WHAT NEEDS TO BE DONE »
Identify all lines below that hold "Date" and collect them.

>> begin DATASET RECORDS

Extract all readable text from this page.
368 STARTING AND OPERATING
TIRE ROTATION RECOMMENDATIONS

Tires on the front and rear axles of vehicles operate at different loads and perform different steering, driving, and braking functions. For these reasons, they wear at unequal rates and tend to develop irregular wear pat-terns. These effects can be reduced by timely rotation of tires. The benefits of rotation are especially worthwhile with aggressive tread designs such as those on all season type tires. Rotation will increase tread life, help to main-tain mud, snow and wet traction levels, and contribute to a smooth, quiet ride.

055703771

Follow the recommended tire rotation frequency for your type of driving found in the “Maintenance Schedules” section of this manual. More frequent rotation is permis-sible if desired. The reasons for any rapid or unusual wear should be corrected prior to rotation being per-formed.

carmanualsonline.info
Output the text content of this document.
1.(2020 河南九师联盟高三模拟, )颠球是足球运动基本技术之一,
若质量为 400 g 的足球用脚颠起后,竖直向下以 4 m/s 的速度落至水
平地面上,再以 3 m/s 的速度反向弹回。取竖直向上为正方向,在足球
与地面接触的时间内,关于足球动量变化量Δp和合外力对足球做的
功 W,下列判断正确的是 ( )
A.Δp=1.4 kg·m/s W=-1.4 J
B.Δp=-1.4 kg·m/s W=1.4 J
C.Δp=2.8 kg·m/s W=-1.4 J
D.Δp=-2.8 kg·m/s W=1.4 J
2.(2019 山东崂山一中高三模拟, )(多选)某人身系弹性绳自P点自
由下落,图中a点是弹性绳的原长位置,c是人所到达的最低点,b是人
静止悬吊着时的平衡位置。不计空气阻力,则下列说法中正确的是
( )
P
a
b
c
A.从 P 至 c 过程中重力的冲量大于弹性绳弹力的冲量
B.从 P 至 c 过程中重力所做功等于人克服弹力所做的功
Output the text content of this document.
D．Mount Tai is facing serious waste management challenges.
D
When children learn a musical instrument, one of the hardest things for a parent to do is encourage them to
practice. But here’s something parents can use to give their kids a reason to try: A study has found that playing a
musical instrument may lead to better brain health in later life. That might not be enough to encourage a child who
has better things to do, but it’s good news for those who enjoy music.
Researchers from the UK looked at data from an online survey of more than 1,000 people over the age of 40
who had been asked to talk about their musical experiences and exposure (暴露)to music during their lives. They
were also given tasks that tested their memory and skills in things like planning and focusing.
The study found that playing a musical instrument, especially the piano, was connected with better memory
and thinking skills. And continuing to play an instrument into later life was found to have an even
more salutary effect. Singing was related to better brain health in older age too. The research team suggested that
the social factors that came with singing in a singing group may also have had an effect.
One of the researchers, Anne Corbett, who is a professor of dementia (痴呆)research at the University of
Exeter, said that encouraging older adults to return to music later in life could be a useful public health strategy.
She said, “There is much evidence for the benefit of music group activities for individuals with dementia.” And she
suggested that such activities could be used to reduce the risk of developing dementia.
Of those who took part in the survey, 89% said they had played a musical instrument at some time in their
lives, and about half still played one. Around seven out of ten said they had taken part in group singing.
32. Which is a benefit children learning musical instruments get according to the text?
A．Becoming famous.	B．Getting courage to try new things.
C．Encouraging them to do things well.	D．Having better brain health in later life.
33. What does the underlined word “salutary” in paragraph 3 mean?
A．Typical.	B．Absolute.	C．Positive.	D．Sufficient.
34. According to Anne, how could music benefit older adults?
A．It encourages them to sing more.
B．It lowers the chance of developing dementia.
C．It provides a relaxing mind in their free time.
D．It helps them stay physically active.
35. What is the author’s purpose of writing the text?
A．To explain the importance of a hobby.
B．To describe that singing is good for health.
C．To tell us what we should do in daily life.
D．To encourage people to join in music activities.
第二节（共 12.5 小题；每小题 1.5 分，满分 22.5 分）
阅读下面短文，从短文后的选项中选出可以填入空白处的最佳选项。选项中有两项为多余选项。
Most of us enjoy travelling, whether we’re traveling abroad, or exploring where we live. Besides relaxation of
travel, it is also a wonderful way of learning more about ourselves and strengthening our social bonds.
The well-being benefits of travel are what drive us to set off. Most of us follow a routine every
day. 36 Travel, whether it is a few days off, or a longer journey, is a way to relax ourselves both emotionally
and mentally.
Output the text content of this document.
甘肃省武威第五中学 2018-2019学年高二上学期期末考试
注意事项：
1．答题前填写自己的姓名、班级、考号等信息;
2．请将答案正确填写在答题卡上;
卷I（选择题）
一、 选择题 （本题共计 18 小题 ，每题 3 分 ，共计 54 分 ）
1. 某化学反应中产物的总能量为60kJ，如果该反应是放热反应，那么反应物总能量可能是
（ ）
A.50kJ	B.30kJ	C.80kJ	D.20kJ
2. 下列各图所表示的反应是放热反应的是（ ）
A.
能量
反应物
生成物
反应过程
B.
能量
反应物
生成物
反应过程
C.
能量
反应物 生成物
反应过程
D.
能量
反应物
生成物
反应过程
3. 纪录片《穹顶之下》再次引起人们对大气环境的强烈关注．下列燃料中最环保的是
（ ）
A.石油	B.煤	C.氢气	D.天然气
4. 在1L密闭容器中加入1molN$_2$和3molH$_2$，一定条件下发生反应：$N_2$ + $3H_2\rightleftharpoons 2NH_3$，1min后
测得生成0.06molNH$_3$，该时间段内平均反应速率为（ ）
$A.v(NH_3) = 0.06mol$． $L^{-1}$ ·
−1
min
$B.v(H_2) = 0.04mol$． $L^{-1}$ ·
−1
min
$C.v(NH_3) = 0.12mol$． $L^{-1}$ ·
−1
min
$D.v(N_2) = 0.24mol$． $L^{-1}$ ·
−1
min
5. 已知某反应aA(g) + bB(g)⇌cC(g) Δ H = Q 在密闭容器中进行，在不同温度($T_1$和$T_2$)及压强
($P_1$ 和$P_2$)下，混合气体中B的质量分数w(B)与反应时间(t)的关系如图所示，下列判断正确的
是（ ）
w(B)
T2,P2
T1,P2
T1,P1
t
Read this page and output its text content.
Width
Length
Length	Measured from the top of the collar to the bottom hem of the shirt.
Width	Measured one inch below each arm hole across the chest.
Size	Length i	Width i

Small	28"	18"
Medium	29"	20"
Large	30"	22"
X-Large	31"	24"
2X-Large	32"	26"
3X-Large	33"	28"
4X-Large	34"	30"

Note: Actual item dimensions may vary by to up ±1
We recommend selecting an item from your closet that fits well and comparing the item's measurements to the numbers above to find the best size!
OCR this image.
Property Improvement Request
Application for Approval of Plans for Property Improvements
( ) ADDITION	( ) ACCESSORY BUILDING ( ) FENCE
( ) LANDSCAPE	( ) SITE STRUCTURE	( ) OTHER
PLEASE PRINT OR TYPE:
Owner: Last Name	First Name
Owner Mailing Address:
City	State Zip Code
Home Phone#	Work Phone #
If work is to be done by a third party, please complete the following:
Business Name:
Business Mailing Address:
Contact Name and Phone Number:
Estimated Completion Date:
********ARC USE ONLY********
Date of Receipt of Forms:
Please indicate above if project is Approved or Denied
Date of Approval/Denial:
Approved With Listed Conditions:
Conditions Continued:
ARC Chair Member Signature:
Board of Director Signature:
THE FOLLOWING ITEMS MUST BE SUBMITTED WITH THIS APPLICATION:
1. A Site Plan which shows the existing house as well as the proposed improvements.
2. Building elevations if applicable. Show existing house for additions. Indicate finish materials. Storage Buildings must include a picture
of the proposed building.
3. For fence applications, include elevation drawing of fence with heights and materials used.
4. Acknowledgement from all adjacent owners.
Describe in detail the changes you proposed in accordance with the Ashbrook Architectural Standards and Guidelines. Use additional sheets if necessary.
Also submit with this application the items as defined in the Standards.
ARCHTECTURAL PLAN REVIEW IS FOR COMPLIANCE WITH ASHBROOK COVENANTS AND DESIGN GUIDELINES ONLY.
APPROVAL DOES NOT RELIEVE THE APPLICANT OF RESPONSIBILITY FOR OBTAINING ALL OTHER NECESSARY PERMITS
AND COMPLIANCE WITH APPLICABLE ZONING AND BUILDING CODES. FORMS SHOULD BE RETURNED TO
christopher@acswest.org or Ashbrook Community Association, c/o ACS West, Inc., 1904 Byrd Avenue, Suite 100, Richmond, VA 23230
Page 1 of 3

>> end DATASET RECORDS

RESPONSE TO THIS TASK »
Estimated Completion Date:
Date of Receipt of Forms:
Date of Approval/Denial:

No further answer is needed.